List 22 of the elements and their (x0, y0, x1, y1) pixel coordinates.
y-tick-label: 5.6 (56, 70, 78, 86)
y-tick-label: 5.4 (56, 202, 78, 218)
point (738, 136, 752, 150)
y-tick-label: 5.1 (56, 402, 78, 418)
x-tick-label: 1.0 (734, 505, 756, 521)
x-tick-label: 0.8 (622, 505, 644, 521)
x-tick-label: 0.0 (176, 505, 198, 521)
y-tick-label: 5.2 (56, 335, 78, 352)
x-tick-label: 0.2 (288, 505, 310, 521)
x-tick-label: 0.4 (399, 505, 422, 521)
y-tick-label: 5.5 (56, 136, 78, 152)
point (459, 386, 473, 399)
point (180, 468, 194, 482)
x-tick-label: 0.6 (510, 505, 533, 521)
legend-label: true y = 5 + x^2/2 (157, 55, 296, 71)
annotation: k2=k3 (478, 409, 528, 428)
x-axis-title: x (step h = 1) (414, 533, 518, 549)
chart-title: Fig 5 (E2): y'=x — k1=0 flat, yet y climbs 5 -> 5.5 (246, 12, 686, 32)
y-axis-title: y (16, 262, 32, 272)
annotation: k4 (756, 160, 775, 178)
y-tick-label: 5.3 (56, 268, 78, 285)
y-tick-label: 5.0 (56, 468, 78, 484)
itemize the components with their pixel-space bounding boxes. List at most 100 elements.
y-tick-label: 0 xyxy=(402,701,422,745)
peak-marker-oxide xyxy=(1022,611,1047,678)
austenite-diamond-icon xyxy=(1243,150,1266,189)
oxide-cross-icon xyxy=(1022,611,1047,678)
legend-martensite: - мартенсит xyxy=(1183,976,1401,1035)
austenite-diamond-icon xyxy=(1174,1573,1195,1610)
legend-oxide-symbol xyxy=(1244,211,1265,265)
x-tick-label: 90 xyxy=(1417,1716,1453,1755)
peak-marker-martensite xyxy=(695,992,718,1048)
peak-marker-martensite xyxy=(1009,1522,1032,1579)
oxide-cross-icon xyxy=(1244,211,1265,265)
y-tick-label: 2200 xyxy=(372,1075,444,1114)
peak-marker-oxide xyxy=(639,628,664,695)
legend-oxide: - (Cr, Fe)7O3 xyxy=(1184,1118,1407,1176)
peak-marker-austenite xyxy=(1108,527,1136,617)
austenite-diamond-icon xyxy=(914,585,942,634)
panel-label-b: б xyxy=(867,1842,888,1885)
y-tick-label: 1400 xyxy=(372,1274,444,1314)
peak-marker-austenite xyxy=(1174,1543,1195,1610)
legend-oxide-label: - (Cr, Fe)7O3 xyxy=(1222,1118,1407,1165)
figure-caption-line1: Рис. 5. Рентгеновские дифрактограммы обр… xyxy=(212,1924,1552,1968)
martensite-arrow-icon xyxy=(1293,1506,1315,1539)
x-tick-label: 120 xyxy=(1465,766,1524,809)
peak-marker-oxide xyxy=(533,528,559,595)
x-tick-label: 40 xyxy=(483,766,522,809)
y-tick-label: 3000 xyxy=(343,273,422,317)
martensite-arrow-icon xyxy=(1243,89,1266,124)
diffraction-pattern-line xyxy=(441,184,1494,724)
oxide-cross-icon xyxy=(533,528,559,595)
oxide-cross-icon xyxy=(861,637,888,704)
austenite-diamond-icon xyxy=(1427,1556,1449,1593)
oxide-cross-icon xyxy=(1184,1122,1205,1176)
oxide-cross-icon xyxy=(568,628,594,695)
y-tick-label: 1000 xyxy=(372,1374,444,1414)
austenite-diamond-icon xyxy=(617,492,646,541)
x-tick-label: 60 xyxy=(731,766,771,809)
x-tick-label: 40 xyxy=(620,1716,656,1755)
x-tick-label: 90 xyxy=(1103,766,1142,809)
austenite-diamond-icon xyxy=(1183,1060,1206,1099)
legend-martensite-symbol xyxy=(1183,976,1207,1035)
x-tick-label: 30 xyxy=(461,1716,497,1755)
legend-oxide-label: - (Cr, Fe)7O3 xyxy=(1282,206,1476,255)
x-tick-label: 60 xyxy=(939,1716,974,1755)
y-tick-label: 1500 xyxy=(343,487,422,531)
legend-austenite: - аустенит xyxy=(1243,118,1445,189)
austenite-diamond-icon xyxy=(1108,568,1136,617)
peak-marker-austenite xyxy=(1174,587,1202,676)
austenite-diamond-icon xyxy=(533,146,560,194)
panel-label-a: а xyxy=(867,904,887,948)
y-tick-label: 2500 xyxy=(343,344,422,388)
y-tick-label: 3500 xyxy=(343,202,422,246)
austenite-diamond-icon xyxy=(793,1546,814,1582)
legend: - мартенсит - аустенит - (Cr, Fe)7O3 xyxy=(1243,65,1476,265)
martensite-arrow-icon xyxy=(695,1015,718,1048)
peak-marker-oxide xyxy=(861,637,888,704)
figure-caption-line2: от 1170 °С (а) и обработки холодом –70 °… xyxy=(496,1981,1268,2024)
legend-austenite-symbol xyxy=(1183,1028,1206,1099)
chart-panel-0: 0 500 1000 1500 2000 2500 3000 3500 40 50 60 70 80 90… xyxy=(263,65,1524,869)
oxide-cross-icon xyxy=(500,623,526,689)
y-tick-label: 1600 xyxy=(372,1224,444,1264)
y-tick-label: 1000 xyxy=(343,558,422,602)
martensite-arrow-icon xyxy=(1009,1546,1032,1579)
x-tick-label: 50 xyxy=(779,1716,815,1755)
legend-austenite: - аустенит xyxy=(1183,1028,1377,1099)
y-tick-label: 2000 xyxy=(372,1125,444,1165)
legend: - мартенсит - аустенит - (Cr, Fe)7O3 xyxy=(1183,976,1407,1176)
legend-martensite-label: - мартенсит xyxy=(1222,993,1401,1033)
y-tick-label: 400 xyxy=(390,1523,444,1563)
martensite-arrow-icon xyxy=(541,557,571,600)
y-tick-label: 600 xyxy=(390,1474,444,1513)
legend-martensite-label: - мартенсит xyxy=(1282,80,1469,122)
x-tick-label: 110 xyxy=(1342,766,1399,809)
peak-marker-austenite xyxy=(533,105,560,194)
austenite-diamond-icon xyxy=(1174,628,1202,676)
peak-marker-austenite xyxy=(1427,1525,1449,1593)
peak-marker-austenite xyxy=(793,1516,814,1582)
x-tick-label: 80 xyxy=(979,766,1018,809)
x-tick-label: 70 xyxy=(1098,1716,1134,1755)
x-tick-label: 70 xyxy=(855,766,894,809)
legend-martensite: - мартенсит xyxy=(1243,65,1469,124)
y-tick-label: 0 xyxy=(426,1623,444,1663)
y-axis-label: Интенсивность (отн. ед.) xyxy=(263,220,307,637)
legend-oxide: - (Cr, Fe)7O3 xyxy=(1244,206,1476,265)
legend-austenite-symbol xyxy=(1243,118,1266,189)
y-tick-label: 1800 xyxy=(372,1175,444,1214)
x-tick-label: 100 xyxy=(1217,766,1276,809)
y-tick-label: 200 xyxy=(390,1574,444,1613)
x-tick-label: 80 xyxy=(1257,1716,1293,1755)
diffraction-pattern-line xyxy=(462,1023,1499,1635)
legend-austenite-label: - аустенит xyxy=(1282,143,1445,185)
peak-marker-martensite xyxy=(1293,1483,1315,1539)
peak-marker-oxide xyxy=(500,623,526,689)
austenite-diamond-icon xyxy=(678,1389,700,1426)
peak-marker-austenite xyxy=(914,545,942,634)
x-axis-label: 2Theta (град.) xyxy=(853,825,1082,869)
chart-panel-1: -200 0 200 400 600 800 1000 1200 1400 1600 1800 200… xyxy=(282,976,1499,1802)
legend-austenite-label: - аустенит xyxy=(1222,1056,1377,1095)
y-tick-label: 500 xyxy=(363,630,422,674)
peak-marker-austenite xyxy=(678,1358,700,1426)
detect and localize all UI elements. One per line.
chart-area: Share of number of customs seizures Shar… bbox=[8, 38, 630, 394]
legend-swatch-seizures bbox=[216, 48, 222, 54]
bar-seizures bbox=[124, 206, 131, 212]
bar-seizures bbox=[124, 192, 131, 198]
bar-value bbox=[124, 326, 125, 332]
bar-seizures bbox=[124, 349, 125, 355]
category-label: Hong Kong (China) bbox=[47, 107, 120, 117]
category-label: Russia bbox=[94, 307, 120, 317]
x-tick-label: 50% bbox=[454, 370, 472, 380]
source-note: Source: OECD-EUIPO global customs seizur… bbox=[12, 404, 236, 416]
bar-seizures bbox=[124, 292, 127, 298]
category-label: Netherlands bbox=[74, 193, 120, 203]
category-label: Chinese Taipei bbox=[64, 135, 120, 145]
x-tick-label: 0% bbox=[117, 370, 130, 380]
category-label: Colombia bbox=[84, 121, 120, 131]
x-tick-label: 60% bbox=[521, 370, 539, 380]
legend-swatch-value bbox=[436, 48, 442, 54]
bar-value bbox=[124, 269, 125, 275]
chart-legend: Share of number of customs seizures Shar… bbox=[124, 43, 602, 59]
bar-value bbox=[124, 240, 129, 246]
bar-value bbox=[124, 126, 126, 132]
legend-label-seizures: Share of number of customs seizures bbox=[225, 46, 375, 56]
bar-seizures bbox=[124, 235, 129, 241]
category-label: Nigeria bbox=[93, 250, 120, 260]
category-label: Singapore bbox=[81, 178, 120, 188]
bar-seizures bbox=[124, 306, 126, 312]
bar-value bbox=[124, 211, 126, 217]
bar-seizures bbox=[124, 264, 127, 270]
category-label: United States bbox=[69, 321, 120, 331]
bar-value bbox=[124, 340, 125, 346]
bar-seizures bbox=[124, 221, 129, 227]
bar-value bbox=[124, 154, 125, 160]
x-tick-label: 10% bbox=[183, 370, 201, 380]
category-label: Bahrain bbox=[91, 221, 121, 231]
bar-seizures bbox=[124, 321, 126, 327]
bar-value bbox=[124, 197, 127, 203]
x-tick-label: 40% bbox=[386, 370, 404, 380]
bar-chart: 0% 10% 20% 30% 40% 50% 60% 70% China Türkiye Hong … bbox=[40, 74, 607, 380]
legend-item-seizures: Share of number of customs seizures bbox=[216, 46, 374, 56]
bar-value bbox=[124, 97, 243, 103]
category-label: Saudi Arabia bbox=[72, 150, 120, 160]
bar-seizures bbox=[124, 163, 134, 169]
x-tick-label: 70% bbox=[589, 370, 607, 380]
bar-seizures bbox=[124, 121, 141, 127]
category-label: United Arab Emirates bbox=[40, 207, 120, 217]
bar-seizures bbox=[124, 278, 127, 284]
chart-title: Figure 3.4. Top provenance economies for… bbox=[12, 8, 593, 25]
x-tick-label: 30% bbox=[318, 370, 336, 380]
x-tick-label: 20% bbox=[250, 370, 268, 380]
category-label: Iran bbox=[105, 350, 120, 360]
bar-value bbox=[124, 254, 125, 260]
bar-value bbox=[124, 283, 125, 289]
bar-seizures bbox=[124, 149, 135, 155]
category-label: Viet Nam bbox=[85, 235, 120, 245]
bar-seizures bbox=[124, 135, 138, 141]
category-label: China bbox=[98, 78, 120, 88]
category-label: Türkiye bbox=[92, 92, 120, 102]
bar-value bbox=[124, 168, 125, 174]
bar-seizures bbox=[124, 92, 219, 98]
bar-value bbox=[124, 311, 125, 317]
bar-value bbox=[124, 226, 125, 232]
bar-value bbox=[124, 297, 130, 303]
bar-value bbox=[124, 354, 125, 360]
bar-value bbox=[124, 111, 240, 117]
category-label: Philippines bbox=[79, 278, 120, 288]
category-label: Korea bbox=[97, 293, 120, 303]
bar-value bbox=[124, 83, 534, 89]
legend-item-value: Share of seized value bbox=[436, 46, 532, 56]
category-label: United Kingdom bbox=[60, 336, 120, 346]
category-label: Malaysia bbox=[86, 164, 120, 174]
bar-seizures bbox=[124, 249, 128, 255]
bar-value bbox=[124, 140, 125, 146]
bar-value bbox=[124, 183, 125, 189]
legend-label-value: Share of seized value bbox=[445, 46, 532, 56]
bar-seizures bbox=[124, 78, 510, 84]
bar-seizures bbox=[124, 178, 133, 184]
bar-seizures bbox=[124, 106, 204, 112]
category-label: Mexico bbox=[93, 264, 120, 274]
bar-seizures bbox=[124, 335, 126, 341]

**YOUR TASK**:
Rewrite the entries above, from their first line through the line containing "x-tick-label: 0.0 (176, 505, 198, 521)" (both ends included), as a JSON list of strings with one string per line and blank lines omitted.

**RESULT**:
[
  "List 22 of the elements and their (x0, y0, x1, y1) pixel coordinates.",
  "y-tick-label: 5.6 (56, 70, 78, 86)",
  "y-tick-label: 5.4 (56, 202, 78, 218)",
  "point (738, 136, 752, 150)",
  "y-tick-label: 5.1 (56, 402, 78, 418)",
  "x-tick-label: 1.0 (734, 505, 756, 521)",
  "x-tick-label: 0.8 (622, 505, 644, 521)",
  "x-tick-label: 0.0 (176, 505, 198, 521)"
]